### Material for this task

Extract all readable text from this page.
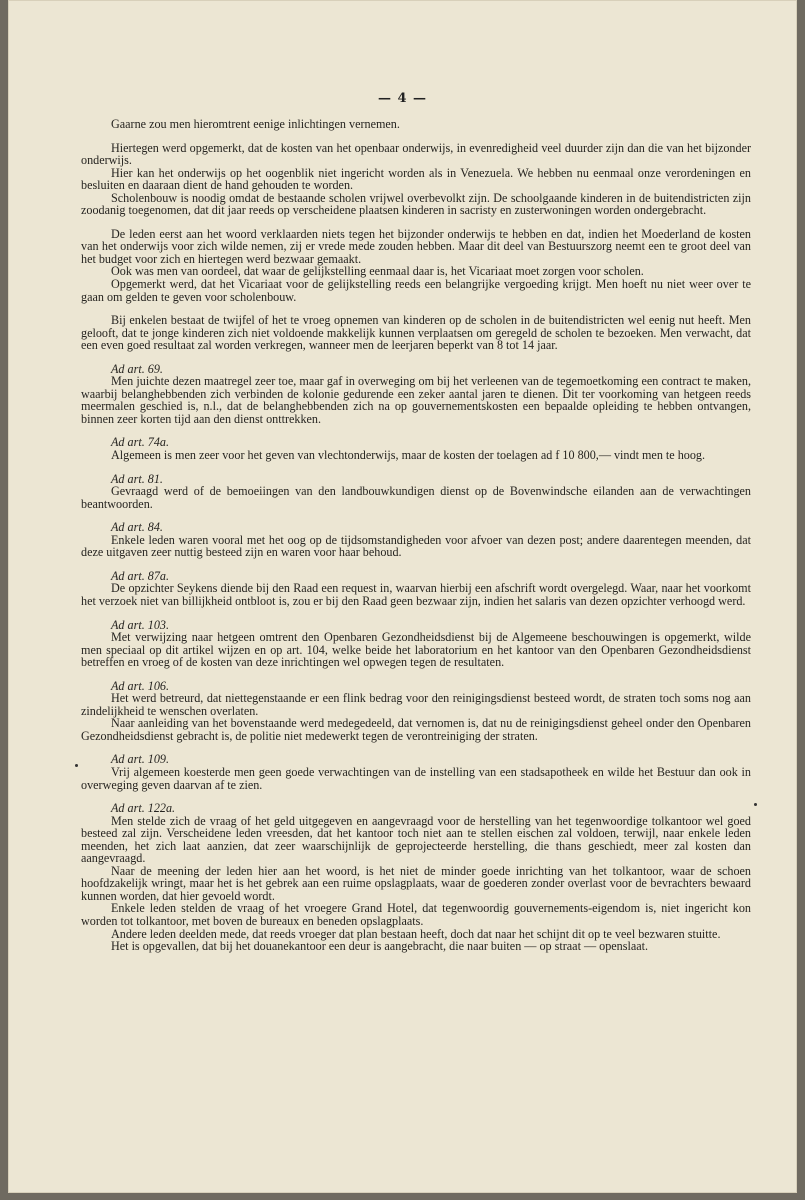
— 4 —

Gaarne zou men hieromtrent eenige inlichtingen vernemen.

Hiertegen werd opgemerkt, dat de kosten van het openbaar onderwijs, in evenredigheid veel duurder zijn dan die van het bijzonder onderwijs.

Hier kan het onderwijs op het oogenblik niet ingericht worden als in Venezuela. We hebben nu eenmaal onze verordeningen en besluiten en daaraan dient de hand gehouden te worden.

Scholenbouw is noodig omdat de bestaande scholen vrijwel overbevolkt zijn. De schoolgaande kinderen in de buitendistricten zijn zoodanig toegenomen, dat dit jaar reeds op verscheidene plaatsen kinderen in sacristy en zusterwoningen worden ondergebracht.

De leden eerst aan het woord verklaarden niets tegen het bijzonder onderwijs te hebben en dat, indien het Moederland de kosten van het onderwijs voor zich wilde nemen, zij er vrede mede zouden hebben. Maar dit deel van Bestuurszorg neemt een te groot deel van het budget voor zich en hiertegen werd bezwaar gemaakt.

Ook was men van oordeel, dat waar de gelijkstelling eenmaal daar is, het Vicariaat moet zorgen voor scholen.

Opgemerkt werd, dat het Vicariaat voor de gelijkstelling reeds een belangrijke vergoeding krijgt. Men hoeft nu niet weer over te gaan om gelden te geven voor scholenbouw.

Bij enkelen bestaat de twijfel of het te vroeg opnemen van kinderen op de scholen in de buitendistricten wel eenig nut heeft. Men gelooft, dat te jonge kinderen zich niet voldoende makkelijk kunnen verplaatsen om geregeld de scholen te bezoeken. Men verwacht, dat een even goed resultaat zal worden verkregen, wanneer men de leerjaren beperkt van 8 tot 14 jaar.

Ad art. 69.

Men juichte dezen maatregel zeer toe, maar gaf in overweging om bij het verleenen van de tegemoetkoming een contract te maken, waarbij belanghebbenden zich verbinden de kolonie gedurende een zeker aantal jaren te dienen. Dit ter voorkoming van hetgeen reeds meermalen geschied is, n.l., dat de belanghebbenden zich na op gouvernementskosten een bepaalde opleiding te hebben ontvangen, binnen zeer korten tijd aan den dienst onttrekken.

Ad art. 74a.

Algemeen is men zeer voor het geven van vlechtonderwijs, maar de kosten der toelagen ad f 10 800,— vindt men te hoog.

Ad art. 81.

Gevraagd werd of de bemoeiingen van den landbouwkundigen dienst op de Bovenwindsche eilanden aan de verwachtingen beantwoorden.

Ad art. 84.

Enkele leden waren vooral met het oog op de tijdsomstandigheden voor afvoer van dezen post; andere daarentegen meenden, dat deze uitgaven zeer nuttig besteed zijn en waren voor haar behoud.

Ad art. 87a.

De opzichter Seykens diende bij den Raad een request in, waarvan hierbij een afschrift wordt overgelegd. Waar, naar het voorkomt het verzoek niet van billijkheid ontbloot is, zou er bij den Raad geen bezwaar zijn, indien het salaris van dezen opzichter verhoogd werd.

Ad art. 103.

Met verwijzing naar hetgeen omtrent den Openbaren Gezondheidsdienst bij de Algemeene beschouwingen is opgemerkt, wilde men speciaal op dit artikel wijzen en op art. 104, welke beide het laboratorium en het kantoor van den Openbaren Gezondheidsdienst betreffen en vroeg of de kosten van deze inrichtingen wel opwegen tegen de resultaten.

Ad art. 106.

Het werd betreurd, dat niettegenstaande er een flink bedrag voor den reinigingsdienst besteed wordt, de straten toch soms nog aan zindelijkheid te wenschen overlaten.

Naar aanleiding van het bovenstaande werd medegedeeld, dat vernomen is, dat nu de reinigingsdienst geheel onder den Openbaren Gezondheidsdienst gebracht is, de politie niet medewerkt tegen de verontreiniging der straten.

Ad art. 109.

Vrij algemeen koesterde men geen goede verwachtingen van de instelling van een stadsapotheek en wilde het Bestuur dan ook in overweging geven daarvan af te zien.

Ad art. 122a.

Men stelde zich de vraag of het geld uitgegeven en aangevraagd voor de herstelling van het tegenwoordige tolkantoor wel goed besteed zal zijn. Verscheidene leden vreesden, dat het kantoor toch niet aan te stellen eischen zal voldoen, terwijl, naar enkele leden meenden, het zich laat aanzien, dat zeer waarschijnlijk de geprojecteerde herstelling, die thans geschiedt, meer zal kosten dan aangevraagd.

Naar de meening der leden hier aan het woord, is het niet de minder goede inrichting van het tolkantoor, waar de schoen hoofdzakelijk wringt, maar het is het gebrek aan een ruime opslagplaats, waar de goederen zonder overlast voor de bevrachters bewaard kunnen worden, dat hier gevoeld wordt.

Enkele leden stelden de vraag of het vroegere Grand Hotel, dat tegenwoordig gouvernements-eigendom is, niet ingericht kon worden tot tolkantoor, met boven de bureaux en beneden opslagplaats.

Andere leden deelden mede, dat reeds vroeger dat plan bestaan heeft, doch dat naar het schijnt dit op te veel bezwaren stuitte.

Het is opgevallen, dat bij het douanekantoor een deur is aangebracht, die naar buiten — op straat — openslaat.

### Exercise goal
When you transcribe the lines above, keep every word exact but leave the pictures behind.

### Solution to this task
Extract all readable text from this page.
— 4 —

Gaarne zou men hieromtrent eenige inlichtingen vernemen.

Hiertegen werd opgemerkt, dat de kosten van het openbaar onderwijs, in evenredigheid veel duurder zijn dan die van het bijzonder onderwijs.

Hier kan het onderwijs op het oogenblik niet ingericht worden als in Venezuela. We hebben nu eenmaal onze verordeningen en besluiten en daaraan dient de hand gehouden te worden.

Scholenbouw is noodig omdat de bestaande scholen vrijwel overbevolkt zijn. De schoolgaande kinderen in de buitendistricten zijn zoodanig toegenomen, dat dit jaar reeds op verscheidene plaatsen kinderen in sacristy en zusterwoningen worden ondergebracht.

De leden eerst aan het woord verklaarden niets tegen het bijzonder onderwijs te hebben en dat, indien het Moederland de kosten van het onderwijs voor zich wilde nemen, zij er vrede mede zouden hebben. Maar dit deel van Bestuurszorg neemt een te groot deel van het budget voor zich en hiertegen werd bezwaar gemaakt.

Ook was men van oordeel, dat waar de gelijkstelling eenmaal daar is, het Vicariaat moet zorgen voor scholen.

Opgemerkt werd, dat het Vicariaat voor de gelijkstelling reeds een belangrijke vergoeding krijgt. Men hoeft nu niet weer over te gaan om gelden te geven voor scholenbouw.

Bij enkelen bestaat de twijfel of het te vroeg opnemen van kinderen op de scholen in de buitendistricten wel eenig nut heeft. Men gelooft, dat te jonge kinderen zich niet voldoende makkelijk kunnen verplaatsen om geregeld de scholen te bezoeken. Men verwacht, dat een even goed resultaat zal worden verkregen, wanneer men de leerjaren beperkt van 8 tot 14 jaar.

Ad art. 69.

Men juichte dezen maatregel zeer toe, maar gaf in overweging om bij het verleenen van de tegemoetkoming een contract te maken, waarbij belanghebbenden zich verbinden de kolonie gedurende een zeker aantal jaren te dienen. Dit ter voorkoming van hetgeen reeds meermalen geschied is, n.l., dat de belanghebbenden zich na op gouvernementskosten een bepaalde opleiding te hebben ontvangen, binnen zeer korten tijd aan den dienst onttrekken.

Ad art. 74a.

Algemeen is men zeer voor het geven van vlechtonderwijs, maar de kosten der toelagen ad f 10 800,— vindt men te hoog.

Ad art. 81.

Gevraagd werd of de bemoeiingen van den landbouwkundigen dienst op de Bovenwindsche eilanden aan de verwachtingen beantwoorden.

Ad art. 84.

Enkele leden waren vooral met het oog op de tijdsomstandigheden voor afvoer van dezen post; andere daarentegen meenden, dat deze uitgaven zeer nuttig besteed zijn en waren voor haar behoud.

Ad art. 87a.

De opzichter Seykens diende bij den Raad een request in, waarvan hierbij een afschrift wordt overgelegd. Waar, naar het voorkomt het verzoek niet van billijkheid ontbloot is, zou er bij den Raad geen bezwaar zijn, indien het salaris van dezen opzichter verhoogd werd.

Ad art. 103.

Met verwijzing naar hetgeen omtrent den Openbaren Gezondheidsdienst bij de Algemeene beschouwingen is opgemerkt, wilde men speciaal op dit artikel wijzen en op art. 104, welke beide het laboratorium en het kantoor van den Openbaren Gezondheidsdienst betreffen en vroeg of de kosten van deze inrichtingen wel opwegen tegen de resultaten.

Ad art. 106.

Het werd betreurd, dat niettegenstaande er een flink bedrag voor den reinigingsdienst besteed wordt, de straten toch soms nog aan zindelijkheid te wenschen overlaten.

Naar aanleiding van het bovenstaande werd medegedeeld, dat vernomen is, dat nu de reinigingsdienst geheel onder den Openbaren Gezondheidsdienst gebracht is, de politie niet medewerkt tegen de verontreiniging der straten.

Ad art. 109.

Vrij algemeen koesterde men geen goede verwachtingen van de instelling van een stadsapotheek en wilde het Bestuur dan ook in overweging geven daarvan af te zien.

Ad art. 122a.

Men stelde zich de vraag of het geld uitgegeven en aangevraagd voor de herstelling van het tegenwoordige tolkantoor wel goed besteed zal zijn. Verscheidene leden vreesden, dat het kantoor toch niet aan te stellen eischen zal voldoen, terwijl, naar enkele leden meenden, het zich laat aanzien, dat zeer waarschijnlijk de geprojecteerde herstelling, die thans geschiedt, meer zal kosten dan aangevraagd.

Naar de meening der leden hier aan het woord, is het niet de minder goede inrichting van het tolkantoor, waar de schoen hoofdzakelijk wringt, maar het is het gebrek aan een ruime opslagplaats, waar de goederen zonder overlast voor de bevrachters bewaard kunnen worden, dat hier gevoeld wordt.

Enkele leden stelden de vraag of het vroegere Grand Hotel, dat tegenwoordig gouvernements-eigendom is, niet ingericht kon worden tot tolkantoor, met boven de bureaux en beneden opslagplaats.

Andere leden deelden mede, dat reeds vroeger dat plan bestaan heeft, doch dat naar het schijnt dit op te veel bezwaren stuitte.

Het is opgevallen, dat bij het douanekantoor een deur is aangebracht, die naar buiten — op straat — openslaat.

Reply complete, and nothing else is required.